** RECORDS TO USE follows **

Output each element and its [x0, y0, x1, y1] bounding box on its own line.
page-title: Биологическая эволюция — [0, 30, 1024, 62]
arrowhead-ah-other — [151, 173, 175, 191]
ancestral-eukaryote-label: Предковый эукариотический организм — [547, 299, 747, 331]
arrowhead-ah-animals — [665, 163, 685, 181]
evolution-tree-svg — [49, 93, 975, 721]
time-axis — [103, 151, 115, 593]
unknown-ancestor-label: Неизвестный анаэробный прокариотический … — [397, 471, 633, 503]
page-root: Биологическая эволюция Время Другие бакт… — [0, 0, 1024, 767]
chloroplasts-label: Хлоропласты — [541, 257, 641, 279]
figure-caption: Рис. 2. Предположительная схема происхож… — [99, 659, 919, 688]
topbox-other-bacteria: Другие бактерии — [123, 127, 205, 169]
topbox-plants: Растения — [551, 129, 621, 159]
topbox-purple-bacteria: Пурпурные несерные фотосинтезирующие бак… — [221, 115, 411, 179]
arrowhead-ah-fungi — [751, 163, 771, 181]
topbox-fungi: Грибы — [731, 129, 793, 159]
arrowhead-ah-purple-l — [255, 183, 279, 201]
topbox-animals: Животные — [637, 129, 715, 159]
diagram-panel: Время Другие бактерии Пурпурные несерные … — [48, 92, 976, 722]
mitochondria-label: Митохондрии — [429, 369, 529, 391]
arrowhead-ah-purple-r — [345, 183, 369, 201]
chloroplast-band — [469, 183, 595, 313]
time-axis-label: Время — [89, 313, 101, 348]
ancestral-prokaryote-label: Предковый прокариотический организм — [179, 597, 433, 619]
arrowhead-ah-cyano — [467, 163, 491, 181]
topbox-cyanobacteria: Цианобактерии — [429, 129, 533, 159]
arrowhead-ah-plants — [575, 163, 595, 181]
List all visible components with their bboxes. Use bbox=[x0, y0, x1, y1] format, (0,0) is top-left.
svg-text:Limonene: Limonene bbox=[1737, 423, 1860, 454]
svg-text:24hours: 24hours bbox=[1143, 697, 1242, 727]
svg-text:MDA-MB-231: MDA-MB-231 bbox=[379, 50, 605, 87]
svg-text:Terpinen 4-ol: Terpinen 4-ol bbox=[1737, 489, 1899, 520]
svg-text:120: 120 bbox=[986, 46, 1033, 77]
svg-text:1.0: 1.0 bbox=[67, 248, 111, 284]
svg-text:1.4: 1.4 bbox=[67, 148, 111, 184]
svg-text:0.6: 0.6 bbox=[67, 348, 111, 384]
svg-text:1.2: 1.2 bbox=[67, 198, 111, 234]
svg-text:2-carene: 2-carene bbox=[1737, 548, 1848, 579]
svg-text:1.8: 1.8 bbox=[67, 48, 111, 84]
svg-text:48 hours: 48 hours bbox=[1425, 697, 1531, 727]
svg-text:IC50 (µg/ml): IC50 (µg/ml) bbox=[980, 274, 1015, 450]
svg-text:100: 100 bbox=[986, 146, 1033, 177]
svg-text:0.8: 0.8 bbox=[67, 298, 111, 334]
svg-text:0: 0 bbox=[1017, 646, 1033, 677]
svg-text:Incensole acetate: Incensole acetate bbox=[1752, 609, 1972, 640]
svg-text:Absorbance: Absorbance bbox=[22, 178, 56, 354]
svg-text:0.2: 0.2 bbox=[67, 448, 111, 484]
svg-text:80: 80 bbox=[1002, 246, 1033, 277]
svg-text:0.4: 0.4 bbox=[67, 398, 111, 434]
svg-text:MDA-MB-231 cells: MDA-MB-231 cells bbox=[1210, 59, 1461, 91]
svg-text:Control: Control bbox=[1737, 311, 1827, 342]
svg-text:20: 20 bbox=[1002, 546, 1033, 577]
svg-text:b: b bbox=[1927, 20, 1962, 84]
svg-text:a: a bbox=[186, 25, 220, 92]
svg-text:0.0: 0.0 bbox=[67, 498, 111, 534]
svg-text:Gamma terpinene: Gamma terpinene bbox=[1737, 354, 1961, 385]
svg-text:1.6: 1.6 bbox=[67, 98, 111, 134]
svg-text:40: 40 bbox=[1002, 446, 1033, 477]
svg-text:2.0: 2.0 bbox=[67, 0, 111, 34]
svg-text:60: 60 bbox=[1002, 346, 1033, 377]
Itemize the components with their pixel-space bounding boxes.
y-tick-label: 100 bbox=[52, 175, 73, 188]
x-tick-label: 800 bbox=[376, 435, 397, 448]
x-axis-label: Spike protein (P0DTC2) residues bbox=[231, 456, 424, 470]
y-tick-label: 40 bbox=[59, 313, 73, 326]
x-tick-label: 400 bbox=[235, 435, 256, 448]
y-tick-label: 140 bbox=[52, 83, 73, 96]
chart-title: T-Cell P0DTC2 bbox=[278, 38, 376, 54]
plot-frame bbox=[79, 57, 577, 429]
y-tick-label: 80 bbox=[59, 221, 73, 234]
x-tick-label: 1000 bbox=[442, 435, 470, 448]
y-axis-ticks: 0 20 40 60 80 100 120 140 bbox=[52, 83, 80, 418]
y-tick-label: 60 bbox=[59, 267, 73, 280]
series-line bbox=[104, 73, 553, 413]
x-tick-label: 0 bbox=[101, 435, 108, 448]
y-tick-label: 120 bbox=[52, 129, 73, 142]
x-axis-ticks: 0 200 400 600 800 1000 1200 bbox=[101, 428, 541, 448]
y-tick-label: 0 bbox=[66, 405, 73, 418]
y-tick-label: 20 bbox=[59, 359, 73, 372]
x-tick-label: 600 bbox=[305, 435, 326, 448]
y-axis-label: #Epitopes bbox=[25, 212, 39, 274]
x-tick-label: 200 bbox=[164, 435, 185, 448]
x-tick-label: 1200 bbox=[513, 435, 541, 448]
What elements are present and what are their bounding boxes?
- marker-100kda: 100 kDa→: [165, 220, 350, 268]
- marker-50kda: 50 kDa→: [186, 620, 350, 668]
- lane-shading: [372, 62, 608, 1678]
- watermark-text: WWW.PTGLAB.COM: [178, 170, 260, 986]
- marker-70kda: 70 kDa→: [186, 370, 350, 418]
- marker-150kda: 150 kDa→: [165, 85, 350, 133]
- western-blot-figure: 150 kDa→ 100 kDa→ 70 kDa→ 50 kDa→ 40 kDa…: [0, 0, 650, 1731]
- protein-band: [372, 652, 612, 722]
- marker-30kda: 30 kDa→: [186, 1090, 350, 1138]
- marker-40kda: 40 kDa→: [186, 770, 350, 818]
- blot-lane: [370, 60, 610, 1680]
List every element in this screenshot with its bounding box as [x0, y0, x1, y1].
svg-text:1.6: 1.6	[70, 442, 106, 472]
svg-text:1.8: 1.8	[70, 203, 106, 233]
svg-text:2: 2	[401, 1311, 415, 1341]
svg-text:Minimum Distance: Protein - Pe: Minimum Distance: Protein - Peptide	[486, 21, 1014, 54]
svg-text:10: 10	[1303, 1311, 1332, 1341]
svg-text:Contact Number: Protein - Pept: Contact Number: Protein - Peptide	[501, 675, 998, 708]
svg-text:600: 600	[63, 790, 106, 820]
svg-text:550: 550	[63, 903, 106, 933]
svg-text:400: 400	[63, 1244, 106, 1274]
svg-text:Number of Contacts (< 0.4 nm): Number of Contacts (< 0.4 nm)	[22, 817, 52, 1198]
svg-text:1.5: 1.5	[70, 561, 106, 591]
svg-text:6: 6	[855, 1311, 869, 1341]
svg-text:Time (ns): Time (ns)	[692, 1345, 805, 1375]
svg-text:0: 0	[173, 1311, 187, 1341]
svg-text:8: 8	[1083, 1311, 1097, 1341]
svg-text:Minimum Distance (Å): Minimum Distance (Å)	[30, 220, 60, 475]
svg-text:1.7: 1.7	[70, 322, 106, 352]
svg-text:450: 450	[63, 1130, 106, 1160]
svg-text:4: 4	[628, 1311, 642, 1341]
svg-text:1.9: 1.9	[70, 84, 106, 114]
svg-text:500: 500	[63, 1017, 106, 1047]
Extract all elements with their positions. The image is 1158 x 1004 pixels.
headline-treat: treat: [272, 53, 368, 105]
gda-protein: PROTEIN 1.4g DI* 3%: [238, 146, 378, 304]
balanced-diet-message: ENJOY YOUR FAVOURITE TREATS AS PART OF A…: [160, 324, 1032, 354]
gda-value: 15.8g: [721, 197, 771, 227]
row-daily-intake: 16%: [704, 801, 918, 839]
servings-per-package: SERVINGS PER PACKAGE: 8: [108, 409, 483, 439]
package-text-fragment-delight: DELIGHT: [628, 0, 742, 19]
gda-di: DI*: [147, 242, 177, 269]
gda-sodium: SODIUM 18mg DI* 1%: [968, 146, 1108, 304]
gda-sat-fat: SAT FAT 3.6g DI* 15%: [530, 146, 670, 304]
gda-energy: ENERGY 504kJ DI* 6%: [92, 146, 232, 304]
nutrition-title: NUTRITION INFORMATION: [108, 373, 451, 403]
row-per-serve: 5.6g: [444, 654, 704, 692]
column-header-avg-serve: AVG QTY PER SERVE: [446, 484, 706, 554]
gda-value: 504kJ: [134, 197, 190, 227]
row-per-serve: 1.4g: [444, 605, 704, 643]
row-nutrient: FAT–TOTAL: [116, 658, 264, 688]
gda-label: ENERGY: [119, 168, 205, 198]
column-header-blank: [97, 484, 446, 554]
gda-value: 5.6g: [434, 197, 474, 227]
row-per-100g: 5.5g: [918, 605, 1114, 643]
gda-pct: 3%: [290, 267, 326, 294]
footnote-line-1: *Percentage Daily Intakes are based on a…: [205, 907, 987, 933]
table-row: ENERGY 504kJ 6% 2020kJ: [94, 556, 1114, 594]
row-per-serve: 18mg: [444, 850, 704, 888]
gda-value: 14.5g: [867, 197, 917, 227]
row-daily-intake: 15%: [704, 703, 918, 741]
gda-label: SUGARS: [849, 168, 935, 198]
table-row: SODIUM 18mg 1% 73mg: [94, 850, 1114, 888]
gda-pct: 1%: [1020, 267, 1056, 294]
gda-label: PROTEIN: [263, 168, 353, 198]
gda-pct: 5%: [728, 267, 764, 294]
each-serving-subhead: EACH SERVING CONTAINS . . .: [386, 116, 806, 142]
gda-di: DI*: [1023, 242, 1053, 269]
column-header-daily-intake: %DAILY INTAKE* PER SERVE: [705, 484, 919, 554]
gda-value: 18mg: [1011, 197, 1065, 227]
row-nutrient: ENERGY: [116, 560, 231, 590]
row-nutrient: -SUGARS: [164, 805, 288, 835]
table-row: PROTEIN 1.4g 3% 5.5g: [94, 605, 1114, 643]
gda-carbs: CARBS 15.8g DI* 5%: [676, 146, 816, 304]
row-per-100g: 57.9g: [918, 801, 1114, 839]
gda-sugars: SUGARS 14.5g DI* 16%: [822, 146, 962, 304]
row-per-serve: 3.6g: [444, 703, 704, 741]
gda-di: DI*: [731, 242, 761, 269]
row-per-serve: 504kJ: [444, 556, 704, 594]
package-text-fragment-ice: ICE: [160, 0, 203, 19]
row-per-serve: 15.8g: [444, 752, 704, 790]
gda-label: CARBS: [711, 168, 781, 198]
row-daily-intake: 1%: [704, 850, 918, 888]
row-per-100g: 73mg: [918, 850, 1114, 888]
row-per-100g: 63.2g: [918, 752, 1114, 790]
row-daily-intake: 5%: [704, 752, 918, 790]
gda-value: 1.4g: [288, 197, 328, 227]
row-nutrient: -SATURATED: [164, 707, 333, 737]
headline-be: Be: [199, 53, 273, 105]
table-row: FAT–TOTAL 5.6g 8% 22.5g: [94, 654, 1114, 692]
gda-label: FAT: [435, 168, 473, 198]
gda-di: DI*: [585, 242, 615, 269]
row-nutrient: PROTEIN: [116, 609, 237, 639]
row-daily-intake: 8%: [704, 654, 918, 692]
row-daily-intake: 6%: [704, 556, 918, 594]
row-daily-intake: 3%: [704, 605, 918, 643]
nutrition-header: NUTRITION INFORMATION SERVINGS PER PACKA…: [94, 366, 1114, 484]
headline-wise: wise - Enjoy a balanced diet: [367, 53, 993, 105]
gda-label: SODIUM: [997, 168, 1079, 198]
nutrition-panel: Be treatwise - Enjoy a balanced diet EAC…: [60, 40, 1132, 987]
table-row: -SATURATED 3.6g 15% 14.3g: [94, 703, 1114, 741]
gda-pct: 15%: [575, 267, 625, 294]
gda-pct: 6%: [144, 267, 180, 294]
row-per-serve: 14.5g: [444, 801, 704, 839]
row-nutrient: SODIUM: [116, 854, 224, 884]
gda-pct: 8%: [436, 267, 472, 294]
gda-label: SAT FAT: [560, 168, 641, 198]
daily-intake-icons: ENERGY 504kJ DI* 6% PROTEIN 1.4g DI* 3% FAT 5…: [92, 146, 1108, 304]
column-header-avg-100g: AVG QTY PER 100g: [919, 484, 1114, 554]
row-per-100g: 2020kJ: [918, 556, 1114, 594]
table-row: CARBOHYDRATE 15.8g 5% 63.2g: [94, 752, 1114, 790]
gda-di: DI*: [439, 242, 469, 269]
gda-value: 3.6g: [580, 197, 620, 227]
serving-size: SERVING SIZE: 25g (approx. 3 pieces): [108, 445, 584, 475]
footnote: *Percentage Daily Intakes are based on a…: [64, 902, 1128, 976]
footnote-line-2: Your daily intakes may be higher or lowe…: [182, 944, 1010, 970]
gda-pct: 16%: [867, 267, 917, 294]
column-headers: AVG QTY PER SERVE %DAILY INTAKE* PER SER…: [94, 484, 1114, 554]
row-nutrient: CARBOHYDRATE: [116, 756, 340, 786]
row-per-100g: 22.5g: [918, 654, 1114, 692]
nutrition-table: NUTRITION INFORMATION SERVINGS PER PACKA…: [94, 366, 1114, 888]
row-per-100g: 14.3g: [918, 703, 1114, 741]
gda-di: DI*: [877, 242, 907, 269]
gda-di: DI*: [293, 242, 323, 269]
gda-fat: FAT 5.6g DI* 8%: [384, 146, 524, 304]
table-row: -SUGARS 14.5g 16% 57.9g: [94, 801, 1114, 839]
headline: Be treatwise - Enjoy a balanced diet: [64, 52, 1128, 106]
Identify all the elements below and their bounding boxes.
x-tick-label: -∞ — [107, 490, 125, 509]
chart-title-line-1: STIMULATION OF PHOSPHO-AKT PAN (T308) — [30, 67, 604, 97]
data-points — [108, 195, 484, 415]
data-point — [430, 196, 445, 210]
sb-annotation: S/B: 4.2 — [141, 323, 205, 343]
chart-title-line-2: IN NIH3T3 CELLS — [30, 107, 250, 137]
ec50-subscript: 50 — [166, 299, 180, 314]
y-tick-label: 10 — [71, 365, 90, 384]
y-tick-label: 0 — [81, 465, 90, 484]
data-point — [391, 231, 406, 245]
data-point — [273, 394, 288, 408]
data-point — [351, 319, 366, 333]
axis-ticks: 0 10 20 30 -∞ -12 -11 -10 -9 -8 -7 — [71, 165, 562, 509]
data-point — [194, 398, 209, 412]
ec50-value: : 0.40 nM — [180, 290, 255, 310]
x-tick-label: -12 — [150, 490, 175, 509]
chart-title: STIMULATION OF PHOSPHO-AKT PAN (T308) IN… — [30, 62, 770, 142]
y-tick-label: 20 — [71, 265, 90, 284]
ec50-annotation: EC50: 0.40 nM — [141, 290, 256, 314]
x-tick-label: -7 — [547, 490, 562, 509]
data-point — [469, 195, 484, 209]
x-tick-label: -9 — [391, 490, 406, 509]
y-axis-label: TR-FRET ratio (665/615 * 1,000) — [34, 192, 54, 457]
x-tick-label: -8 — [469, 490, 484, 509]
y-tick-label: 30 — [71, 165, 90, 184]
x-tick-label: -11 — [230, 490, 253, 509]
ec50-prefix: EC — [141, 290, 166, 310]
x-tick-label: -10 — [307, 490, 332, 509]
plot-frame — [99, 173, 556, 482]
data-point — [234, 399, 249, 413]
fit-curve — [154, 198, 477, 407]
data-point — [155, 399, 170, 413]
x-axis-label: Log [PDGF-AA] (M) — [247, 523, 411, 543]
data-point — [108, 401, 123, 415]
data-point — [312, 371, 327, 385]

** End of RECORDS TO USE **

• [WHAT YOU WILL DO] In the entries above, find each line with the word "SODIUM" and return it.

• [TASK SOLUTION]
gda-sodium: SODIUM 18mg DI* 1%: [968, 146, 1108, 304]
table-row: SODIUM 18mg 1% 73mg: [94, 850, 1114, 888]
gda-label: SODIUM: [997, 168, 1079, 198]
row-nutrient: SODIUM: [116, 854, 224, 884]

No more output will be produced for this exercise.